* _Required task_: Retype the records below exactly as they appear, but leave out any pictures.

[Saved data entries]
[Begin]

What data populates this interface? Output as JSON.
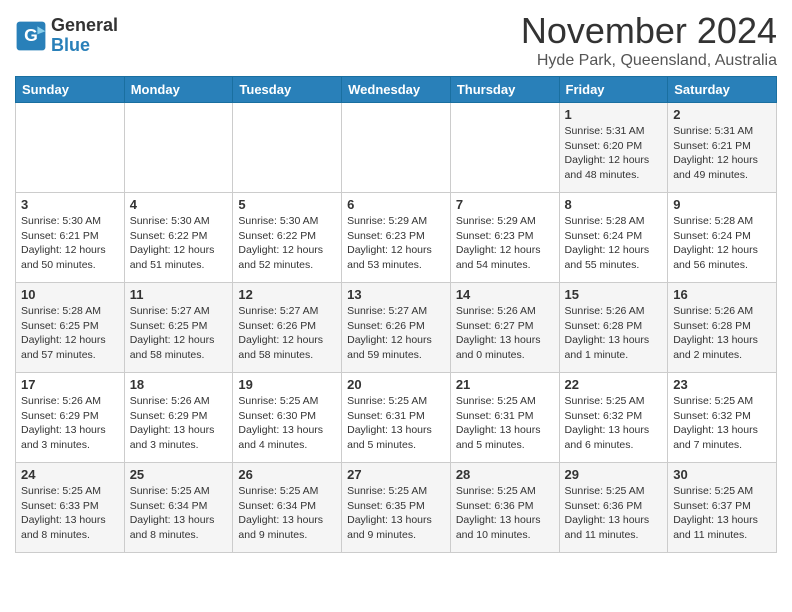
{
  "header": {
    "logo_line1": "General",
    "logo_line2": "Blue",
    "month": "November 2024",
    "location": "Hyde Park, Queensland, Australia"
  },
  "weekdays": [
    "Sunday",
    "Monday",
    "Tuesday",
    "Wednesday",
    "Thursday",
    "Friday",
    "Saturday"
  ],
  "weeks": [
    [
      {
        "day": "",
        "info": ""
      },
      {
        "day": "",
        "info": ""
      },
      {
        "day": "",
        "info": ""
      },
      {
        "day": "",
        "info": ""
      },
      {
        "day": "",
        "info": ""
      },
      {
        "day": "1",
        "info": "Sunrise: 5:31 AM\nSunset: 6:20 PM\nDaylight: 12 hours\nand 48 minutes."
      },
      {
        "day": "2",
        "info": "Sunrise: 5:31 AM\nSunset: 6:21 PM\nDaylight: 12 hours\nand 49 minutes."
      }
    ],
    [
      {
        "day": "3",
        "info": "Sunrise: 5:30 AM\nSunset: 6:21 PM\nDaylight: 12 hours\nand 50 minutes."
      },
      {
        "day": "4",
        "info": "Sunrise: 5:30 AM\nSunset: 6:22 PM\nDaylight: 12 hours\nand 51 minutes."
      },
      {
        "day": "5",
        "info": "Sunrise: 5:30 AM\nSunset: 6:22 PM\nDaylight: 12 hours\nand 52 minutes."
      },
      {
        "day": "6",
        "info": "Sunrise: 5:29 AM\nSunset: 6:23 PM\nDaylight: 12 hours\nand 53 minutes."
      },
      {
        "day": "7",
        "info": "Sunrise: 5:29 AM\nSunset: 6:23 PM\nDaylight: 12 hours\nand 54 minutes."
      },
      {
        "day": "8",
        "info": "Sunrise: 5:28 AM\nSunset: 6:24 PM\nDaylight: 12 hours\nand 55 minutes."
      },
      {
        "day": "9",
        "info": "Sunrise: 5:28 AM\nSunset: 6:24 PM\nDaylight: 12 hours\nand 56 minutes."
      }
    ],
    [
      {
        "day": "10",
        "info": "Sunrise: 5:28 AM\nSunset: 6:25 PM\nDaylight: 12 hours\nand 57 minutes."
      },
      {
        "day": "11",
        "info": "Sunrise: 5:27 AM\nSunset: 6:25 PM\nDaylight: 12 hours\nand 58 minutes."
      },
      {
        "day": "12",
        "info": "Sunrise: 5:27 AM\nSunset: 6:26 PM\nDaylight: 12 hours\nand 58 minutes."
      },
      {
        "day": "13",
        "info": "Sunrise: 5:27 AM\nSunset: 6:26 PM\nDaylight: 12 hours\nand 59 minutes."
      },
      {
        "day": "14",
        "info": "Sunrise: 5:26 AM\nSunset: 6:27 PM\nDaylight: 13 hours\nand 0 minutes."
      },
      {
        "day": "15",
        "info": "Sunrise: 5:26 AM\nSunset: 6:28 PM\nDaylight: 13 hours\nand 1 minute."
      },
      {
        "day": "16",
        "info": "Sunrise: 5:26 AM\nSunset: 6:28 PM\nDaylight: 13 hours\nand 2 minutes."
      }
    ],
    [
      {
        "day": "17",
        "info": "Sunrise: 5:26 AM\nSunset: 6:29 PM\nDaylight: 13 hours\nand 3 minutes."
      },
      {
        "day": "18",
        "info": "Sunrise: 5:26 AM\nSunset: 6:29 PM\nDaylight: 13 hours\nand 3 minutes."
      },
      {
        "day": "19",
        "info": "Sunrise: 5:25 AM\nSunset: 6:30 PM\nDaylight: 13 hours\nand 4 minutes."
      },
      {
        "day": "20",
        "info": "Sunrise: 5:25 AM\nSunset: 6:31 PM\nDaylight: 13 hours\nand 5 minutes."
      },
      {
        "day": "21",
        "info": "Sunrise: 5:25 AM\nSunset: 6:31 PM\nDaylight: 13 hours\nand 5 minutes."
      },
      {
        "day": "22",
        "info": "Sunrise: 5:25 AM\nSunset: 6:32 PM\nDaylight: 13 hours\nand 6 minutes."
      },
      {
        "day": "23",
        "info": "Sunrise: 5:25 AM\nSunset: 6:32 PM\nDaylight: 13 hours\nand 7 minutes."
      }
    ],
    [
      {
        "day": "24",
        "info": "Sunrise: 5:25 AM\nSunset: 6:33 PM\nDaylight: 13 hours\nand 8 minutes."
      },
      {
        "day": "25",
        "info": "Sunrise: 5:25 AM\nSunset: 6:34 PM\nDaylight: 13 hours\nand 8 minutes."
      },
      {
        "day": "26",
        "info": "Sunrise: 5:25 AM\nSunset: 6:34 PM\nDaylight: 13 hours\nand 9 minutes."
      },
      {
        "day": "27",
        "info": "Sunrise: 5:25 AM\nSunset: 6:35 PM\nDaylight: 13 hours\nand 9 minutes."
      },
      {
        "day": "28",
        "info": "Sunrise: 5:25 AM\nSunset: 6:36 PM\nDaylight: 13 hours\nand 10 minutes."
      },
      {
        "day": "29",
        "info": "Sunrise: 5:25 AM\nSunset: 6:36 PM\nDaylight: 13 hours\nand 11 minutes."
      },
      {
        "day": "30",
        "info": "Sunrise: 5:25 AM\nSunset: 6:37 PM\nDaylight: 13 hours\nand 11 minutes."
      }
    ]
  ]
}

[End]

* _Task answer_:
What data populates this interface? Output as JSON.
{
  "header": {
    "logo_line1": "General",
    "logo_line2": "Blue",
    "month": "November 2024",
    "location": "Hyde Park, Queensland, Australia"
  },
  "weekdays": [
    "Sunday",
    "Monday",
    "Tuesday",
    "Wednesday",
    "Thursday",
    "Friday",
    "Saturday"
  ],
  "weeks": [
    [
      {
        "day": "",
        "info": ""
      },
      {
        "day": "",
        "info": ""
      },
      {
        "day": "",
        "info": ""
      },
      {
        "day": "",
        "info": ""
      },
      {
        "day": "",
        "info": ""
      },
      {
        "day": "1",
        "info": "Sunrise: 5:31 AM\nSunset: 6:20 PM\nDaylight: 12 hours\nand 48 minutes."
      },
      {
        "day": "2",
        "info": "Sunrise: 5:31 AM\nSunset: 6:21 PM\nDaylight: 12 hours\nand 49 minutes."
      }
    ],
    [
      {
        "day": "3",
        "info": "Sunrise: 5:30 AM\nSunset: 6:21 PM\nDaylight: 12 hours\nand 50 minutes."
      },
      {
        "day": "4",
        "info": "Sunrise: 5:30 AM\nSunset: 6:22 PM\nDaylight: 12 hours\nand 51 minutes."
      },
      {
        "day": "5",
        "info": "Sunrise: 5:30 AM\nSunset: 6:22 PM\nDaylight: 12 hours\nand 52 minutes."
      },
      {
        "day": "6",
        "info": "Sunrise: 5:29 AM\nSunset: 6:23 PM\nDaylight: 12 hours\nand 53 minutes."
      },
      {
        "day": "7",
        "info": "Sunrise: 5:29 AM\nSunset: 6:23 PM\nDaylight: 12 hours\nand 54 minutes."
      },
      {
        "day": "8",
        "info": "Sunrise: 5:28 AM\nSunset: 6:24 PM\nDaylight: 12 hours\nand 55 minutes."
      },
      {
        "day": "9",
        "info": "Sunrise: 5:28 AM\nSunset: 6:24 PM\nDaylight: 12 hours\nand 56 minutes."
      }
    ],
    [
      {
        "day": "10",
        "info": "Sunrise: 5:28 AM\nSunset: 6:25 PM\nDaylight: 12 hours\nand 57 minutes."
      },
      {
        "day": "11",
        "info": "Sunrise: 5:27 AM\nSunset: 6:25 PM\nDaylight: 12 hours\nand 58 minutes."
      },
      {
        "day": "12",
        "info": "Sunrise: 5:27 AM\nSunset: 6:26 PM\nDaylight: 12 hours\nand 58 minutes."
      },
      {
        "day": "13",
        "info": "Sunrise: 5:27 AM\nSunset: 6:26 PM\nDaylight: 12 hours\nand 59 minutes."
      },
      {
        "day": "14",
        "info": "Sunrise: 5:26 AM\nSunset: 6:27 PM\nDaylight: 13 hours\nand 0 minutes."
      },
      {
        "day": "15",
        "info": "Sunrise: 5:26 AM\nSunset: 6:28 PM\nDaylight: 13 hours\nand 1 minute."
      },
      {
        "day": "16",
        "info": "Sunrise: 5:26 AM\nSunset: 6:28 PM\nDaylight: 13 hours\nand 2 minutes."
      }
    ],
    [
      {
        "day": "17",
        "info": "Sunrise: 5:26 AM\nSunset: 6:29 PM\nDaylight: 13 hours\nand 3 minutes."
      },
      {
        "day": "18",
        "info": "Sunrise: 5:26 AM\nSunset: 6:29 PM\nDaylight: 13 hours\nand 3 minutes."
      },
      {
        "day": "19",
        "info": "Sunrise: 5:25 AM\nSunset: 6:30 PM\nDaylight: 13 hours\nand 4 minutes."
      },
      {
        "day": "20",
        "info": "Sunrise: 5:25 AM\nSunset: 6:31 PM\nDaylight: 13 hours\nand 5 minutes."
      },
      {
        "day": "21",
        "info": "Sunrise: 5:25 AM\nSunset: 6:31 PM\nDaylight: 13 hours\nand 5 minutes."
      },
      {
        "day": "22",
        "info": "Sunrise: 5:25 AM\nSunset: 6:32 PM\nDaylight: 13 hours\nand 6 minutes."
      },
      {
        "day": "23",
        "info": "Sunrise: 5:25 AM\nSunset: 6:32 PM\nDaylight: 13 hours\nand 7 minutes."
      }
    ],
    [
      {
        "day": "24",
        "info": "Sunrise: 5:25 AM\nSunset: 6:33 PM\nDaylight: 13 hours\nand 8 minutes."
      },
      {
        "day": "25",
        "info": "Sunrise: 5:25 AM\nSunset: 6:34 PM\nDaylight: 13 hours\nand 8 minutes."
      },
      {
        "day": "26",
        "info": "Sunrise: 5:25 AM\nSunset: 6:34 PM\nDaylight: 13 hours\nand 9 minutes."
      },
      {
        "day": "27",
        "info": "Sunrise: 5:25 AM\nSunset: 6:35 PM\nDaylight: 13 hours\nand 9 minutes."
      },
      {
        "day": "28",
        "info": "Sunrise: 5:25 AM\nSunset: 6:36 PM\nDaylight: 13 hours\nand 10 minutes."
      },
      {
        "day": "29",
        "info": "Sunrise: 5:25 AM\nSunset: 6:36 PM\nDaylight: 13 hours\nand 11 minutes."
      },
      {
        "day": "30",
        "info": "Sunrise: 5:25 AM\nSunset: 6:37 PM\nDaylight: 13 hours\nand 11 minutes."
      }
    ]
  ]
}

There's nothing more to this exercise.